*Required work:*
Please write out the lines below word for word, from the start of the records through the line containing "The circumferential overwrap".

━━━ Material shown ━━━

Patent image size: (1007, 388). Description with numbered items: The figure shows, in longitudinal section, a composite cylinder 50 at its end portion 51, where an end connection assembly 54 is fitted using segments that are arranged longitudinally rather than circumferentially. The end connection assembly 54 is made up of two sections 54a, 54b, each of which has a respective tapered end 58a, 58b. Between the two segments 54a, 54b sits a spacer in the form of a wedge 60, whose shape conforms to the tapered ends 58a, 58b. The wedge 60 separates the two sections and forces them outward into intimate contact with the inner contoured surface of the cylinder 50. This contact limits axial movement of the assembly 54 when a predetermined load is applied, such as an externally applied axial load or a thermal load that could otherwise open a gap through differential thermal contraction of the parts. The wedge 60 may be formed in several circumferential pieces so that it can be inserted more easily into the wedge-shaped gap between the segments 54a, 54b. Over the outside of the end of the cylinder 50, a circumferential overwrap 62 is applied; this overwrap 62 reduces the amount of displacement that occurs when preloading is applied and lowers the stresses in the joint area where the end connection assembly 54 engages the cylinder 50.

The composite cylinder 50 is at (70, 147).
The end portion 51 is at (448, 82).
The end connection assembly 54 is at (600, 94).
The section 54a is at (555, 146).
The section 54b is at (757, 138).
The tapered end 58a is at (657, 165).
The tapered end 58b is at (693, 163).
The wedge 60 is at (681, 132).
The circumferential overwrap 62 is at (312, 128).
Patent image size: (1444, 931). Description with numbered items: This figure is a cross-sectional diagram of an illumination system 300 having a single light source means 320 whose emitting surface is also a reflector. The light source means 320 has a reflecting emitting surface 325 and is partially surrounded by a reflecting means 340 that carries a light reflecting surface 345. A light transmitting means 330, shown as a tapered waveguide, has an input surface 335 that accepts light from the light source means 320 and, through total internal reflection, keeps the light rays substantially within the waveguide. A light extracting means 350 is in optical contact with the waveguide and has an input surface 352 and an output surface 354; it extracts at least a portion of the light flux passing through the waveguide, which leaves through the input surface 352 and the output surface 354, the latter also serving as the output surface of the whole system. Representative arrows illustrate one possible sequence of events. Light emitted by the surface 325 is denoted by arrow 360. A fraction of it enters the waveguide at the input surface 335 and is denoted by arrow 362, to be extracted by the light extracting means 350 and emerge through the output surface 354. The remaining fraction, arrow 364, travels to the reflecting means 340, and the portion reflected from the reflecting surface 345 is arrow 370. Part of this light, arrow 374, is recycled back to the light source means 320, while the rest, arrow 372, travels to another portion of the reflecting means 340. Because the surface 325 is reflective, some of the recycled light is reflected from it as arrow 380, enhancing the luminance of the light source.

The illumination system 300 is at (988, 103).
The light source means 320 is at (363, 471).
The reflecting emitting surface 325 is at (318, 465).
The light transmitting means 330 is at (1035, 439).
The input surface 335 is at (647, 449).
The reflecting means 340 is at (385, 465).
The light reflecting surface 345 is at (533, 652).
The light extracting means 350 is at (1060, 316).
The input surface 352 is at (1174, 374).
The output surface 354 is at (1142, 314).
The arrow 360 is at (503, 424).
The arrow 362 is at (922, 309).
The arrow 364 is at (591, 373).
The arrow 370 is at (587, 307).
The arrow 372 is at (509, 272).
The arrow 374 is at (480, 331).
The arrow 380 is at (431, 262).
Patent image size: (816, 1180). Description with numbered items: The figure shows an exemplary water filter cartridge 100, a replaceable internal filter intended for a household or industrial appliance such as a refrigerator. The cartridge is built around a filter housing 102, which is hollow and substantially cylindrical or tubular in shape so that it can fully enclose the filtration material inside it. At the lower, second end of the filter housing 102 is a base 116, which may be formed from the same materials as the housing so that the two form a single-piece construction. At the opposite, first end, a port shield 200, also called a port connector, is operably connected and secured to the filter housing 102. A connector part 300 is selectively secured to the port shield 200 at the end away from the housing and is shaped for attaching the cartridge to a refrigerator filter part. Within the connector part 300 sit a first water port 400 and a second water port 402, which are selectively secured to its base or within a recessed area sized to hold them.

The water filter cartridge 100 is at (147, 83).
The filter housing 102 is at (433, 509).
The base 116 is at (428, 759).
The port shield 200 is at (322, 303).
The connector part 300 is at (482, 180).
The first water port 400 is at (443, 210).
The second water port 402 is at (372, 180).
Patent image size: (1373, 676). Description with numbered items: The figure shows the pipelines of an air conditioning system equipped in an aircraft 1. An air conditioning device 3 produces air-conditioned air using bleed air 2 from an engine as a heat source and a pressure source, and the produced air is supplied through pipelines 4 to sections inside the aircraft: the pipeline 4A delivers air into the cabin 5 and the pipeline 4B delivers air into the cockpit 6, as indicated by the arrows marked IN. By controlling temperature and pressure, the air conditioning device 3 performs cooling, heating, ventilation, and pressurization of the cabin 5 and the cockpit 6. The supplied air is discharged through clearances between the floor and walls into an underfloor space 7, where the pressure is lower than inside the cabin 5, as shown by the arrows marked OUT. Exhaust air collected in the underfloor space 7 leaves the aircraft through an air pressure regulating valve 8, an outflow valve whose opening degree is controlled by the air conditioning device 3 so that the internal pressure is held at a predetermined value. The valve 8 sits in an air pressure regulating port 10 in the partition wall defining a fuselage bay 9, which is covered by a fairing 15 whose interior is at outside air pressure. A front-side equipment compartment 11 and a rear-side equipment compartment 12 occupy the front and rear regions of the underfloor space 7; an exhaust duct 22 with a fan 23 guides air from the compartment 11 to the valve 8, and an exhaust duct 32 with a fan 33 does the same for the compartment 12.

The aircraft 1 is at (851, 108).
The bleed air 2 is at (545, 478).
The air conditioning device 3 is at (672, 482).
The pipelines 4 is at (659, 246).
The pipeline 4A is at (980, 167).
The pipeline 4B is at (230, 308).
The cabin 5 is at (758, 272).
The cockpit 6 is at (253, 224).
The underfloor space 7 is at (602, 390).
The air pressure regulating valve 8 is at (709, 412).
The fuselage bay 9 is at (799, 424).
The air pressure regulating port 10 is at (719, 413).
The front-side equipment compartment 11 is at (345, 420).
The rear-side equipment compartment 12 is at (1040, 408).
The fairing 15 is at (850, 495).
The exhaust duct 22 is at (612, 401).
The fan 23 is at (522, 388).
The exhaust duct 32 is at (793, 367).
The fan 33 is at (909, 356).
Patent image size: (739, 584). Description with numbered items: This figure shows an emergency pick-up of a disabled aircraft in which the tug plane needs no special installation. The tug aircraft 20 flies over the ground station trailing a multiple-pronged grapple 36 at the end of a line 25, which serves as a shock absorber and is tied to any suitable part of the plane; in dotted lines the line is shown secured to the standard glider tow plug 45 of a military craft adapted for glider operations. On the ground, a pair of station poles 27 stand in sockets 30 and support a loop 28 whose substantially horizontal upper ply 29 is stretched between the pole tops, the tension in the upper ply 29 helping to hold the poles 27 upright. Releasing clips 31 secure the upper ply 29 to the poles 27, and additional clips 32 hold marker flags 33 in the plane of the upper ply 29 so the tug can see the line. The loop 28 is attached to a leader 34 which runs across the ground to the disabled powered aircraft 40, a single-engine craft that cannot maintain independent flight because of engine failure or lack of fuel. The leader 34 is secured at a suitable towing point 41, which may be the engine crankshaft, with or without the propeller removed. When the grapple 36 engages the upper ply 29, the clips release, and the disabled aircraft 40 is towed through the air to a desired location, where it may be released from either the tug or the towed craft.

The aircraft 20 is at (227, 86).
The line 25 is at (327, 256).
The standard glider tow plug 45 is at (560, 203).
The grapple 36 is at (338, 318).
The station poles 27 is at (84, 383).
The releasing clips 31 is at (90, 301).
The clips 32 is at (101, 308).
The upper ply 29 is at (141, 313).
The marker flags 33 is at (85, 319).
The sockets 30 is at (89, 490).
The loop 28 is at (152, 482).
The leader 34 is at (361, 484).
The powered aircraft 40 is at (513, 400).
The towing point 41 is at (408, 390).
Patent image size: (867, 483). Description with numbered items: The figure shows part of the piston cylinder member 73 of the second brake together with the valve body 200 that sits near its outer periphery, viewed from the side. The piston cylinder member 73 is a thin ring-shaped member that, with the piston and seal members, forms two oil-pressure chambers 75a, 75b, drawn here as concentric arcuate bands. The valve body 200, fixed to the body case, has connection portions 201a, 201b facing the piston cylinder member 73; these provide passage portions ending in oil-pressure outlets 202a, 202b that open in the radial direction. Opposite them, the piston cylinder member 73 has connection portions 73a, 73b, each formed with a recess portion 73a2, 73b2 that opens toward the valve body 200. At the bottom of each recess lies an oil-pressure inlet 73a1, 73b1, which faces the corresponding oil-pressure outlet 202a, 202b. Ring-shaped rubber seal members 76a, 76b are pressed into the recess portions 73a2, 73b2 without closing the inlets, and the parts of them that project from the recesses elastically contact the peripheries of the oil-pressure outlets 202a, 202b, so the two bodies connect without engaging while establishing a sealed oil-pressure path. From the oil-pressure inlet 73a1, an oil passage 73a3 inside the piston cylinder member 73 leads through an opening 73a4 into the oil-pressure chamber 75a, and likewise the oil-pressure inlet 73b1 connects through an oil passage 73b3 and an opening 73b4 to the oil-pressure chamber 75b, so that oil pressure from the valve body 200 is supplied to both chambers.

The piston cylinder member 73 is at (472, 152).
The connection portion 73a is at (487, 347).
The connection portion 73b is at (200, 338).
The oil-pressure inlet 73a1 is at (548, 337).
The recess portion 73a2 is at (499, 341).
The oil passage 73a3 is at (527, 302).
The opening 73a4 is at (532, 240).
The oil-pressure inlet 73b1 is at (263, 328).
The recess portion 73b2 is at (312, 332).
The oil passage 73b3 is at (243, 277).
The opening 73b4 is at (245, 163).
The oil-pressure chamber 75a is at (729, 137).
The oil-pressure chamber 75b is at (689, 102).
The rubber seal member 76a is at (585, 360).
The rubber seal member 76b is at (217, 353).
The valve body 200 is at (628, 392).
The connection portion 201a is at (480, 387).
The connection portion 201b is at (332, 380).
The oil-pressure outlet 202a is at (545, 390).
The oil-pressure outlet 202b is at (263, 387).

━━━

*Full output:*
Patent image size: (1007, 388). Description with numbered items: The figure shows, in longitudinal section, a composite cylinder 50 at its end portion 51, where an end connection assembly 54 is fitted using segments that are arranged longitudinally rather than circumferentially. The end connection assembly 54 is made up of two sections 54a, 54b, each of which has a respective tapered end 58a, 58b. Between the two segments 54a, 54b sits a spacer in the form of a wedge 60, whose shape conforms to the tapered ends 58a, 58b. The wedge 60 separates the two sections and forces them outward into intimate contact with the inner contoured surface of the cylinder 50. This contact limits axial movement of the assembly 54 when a predetermined load is applied, such as an externally applied axial load or a thermal load that could otherwise open a gap through differential thermal contraction of the parts. The wedge 60 may be formed in several circumferential pieces so that it can be inserted more easily into the wedge-shaped gap between the segments 54a, 54b. Over the outside of the end of the cylinder 50, a circumferential overwrap 62 is applied; this overwrap 62 reduces the amount of displacement that occurs when preloading is applied and lowers the stresses in the joint area where the end connection assembly 54 engages the cylinder 50.

The composite cylinder 50 is at (70, 147).
The end portion 51 is at (448, 82).
The end connection assembly 54 is at (600, 94).
The section 54a is at (555, 146).
The section 54b is at (757, 138).
The tapered end 58a is at (657, 165).
The tapered end 58b is at (693, 163).
The wedge 60 is at (681, 132).
The circumferential overwrap 62 is at (312, 128).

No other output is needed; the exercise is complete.